Stored data >>
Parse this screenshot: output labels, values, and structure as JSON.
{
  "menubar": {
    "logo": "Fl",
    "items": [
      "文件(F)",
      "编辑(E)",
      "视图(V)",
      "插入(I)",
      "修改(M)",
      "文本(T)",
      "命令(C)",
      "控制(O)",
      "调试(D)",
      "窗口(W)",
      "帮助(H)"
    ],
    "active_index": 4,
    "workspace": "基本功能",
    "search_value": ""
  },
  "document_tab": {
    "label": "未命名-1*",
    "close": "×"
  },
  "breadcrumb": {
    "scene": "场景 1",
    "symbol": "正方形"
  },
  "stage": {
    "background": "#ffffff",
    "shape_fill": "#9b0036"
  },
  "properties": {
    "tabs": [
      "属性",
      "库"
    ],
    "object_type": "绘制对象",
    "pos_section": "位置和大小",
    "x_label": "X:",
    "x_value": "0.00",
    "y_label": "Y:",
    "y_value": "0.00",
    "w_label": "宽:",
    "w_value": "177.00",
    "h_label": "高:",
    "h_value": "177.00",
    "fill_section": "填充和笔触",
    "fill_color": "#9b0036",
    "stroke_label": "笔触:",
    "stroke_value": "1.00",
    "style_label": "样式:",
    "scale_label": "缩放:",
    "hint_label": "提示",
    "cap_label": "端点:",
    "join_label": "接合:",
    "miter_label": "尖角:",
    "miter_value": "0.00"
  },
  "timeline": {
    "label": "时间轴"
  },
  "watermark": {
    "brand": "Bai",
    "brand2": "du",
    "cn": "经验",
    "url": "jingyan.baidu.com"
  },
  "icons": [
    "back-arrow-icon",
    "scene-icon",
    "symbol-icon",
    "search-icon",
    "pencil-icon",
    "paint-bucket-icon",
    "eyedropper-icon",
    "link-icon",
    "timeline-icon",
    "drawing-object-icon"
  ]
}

WHAT NEEDS TO BE DONE >>
The records above are to be repeated exactly, in their entirety.

EXERCISE SOLUTION >>
Parse this screenshot: output labels, values, and structure as JSON.
{
  "menubar": {
    "logo": "Fl",
    "items": [
      "文件(F)",
      "编辑(E)",
      "视图(V)",
      "插入(I)",
      "修改(M)",
      "文本(T)",
      "命令(C)",
      "控制(O)",
      "调试(D)",
      "窗口(W)",
      "帮助(H)"
    ],
    "active_index": 4,
    "workspace": "基本功能",
    "search_value": ""
  },
  "document_tab": {
    "label": "未命名-1*",
    "close": "×"
  },
  "breadcrumb": {
    "scene": "场景 1",
    "symbol": "正方形"
  },
  "stage": {
    "background": "#ffffff",
    "shape_fill": "#9b0036"
  },
  "properties": {
    "tabs": [
      "属性",
      "库"
    ],
    "object_type": "绘制对象",
    "pos_section": "位置和大小",
    "x_label": "X:",
    "x_value": "0.00",
    "y_label": "Y:",
    "y_value": "0.00",
    "w_label": "宽:",
    "w_value": "177.00",
    "h_label": "高:",
    "h_value": "177.00",
    "fill_section": "填充和笔触",
    "fill_color": "#9b0036",
    "stroke_label": "笔触:",
    "stroke_value": "1.00",
    "style_label": "样式:",
    "scale_label": "缩放:",
    "hint_label": "提示",
    "cap_label": "端点:",
    "join_label": "接合:",
    "miter_label": "尖角:",
    "miter_value": "0.00"
  },
  "timeline": {
    "label": "时间轴"
  },
  "watermark": {
    "brand": "Bai",
    "brand2": "du",
    "cn": "经验",
    "url": "jingyan.baidu.com"
  },
  "icons": [
    "back-arrow-icon",
    "scene-icon",
    "symbol-icon",
    "search-icon",
    "pencil-icon",
    "paint-bucket-icon",
    "eyedropper-icon",
    "link-icon",
    "timeline-icon",
    "drawing-object-icon"
  ]
}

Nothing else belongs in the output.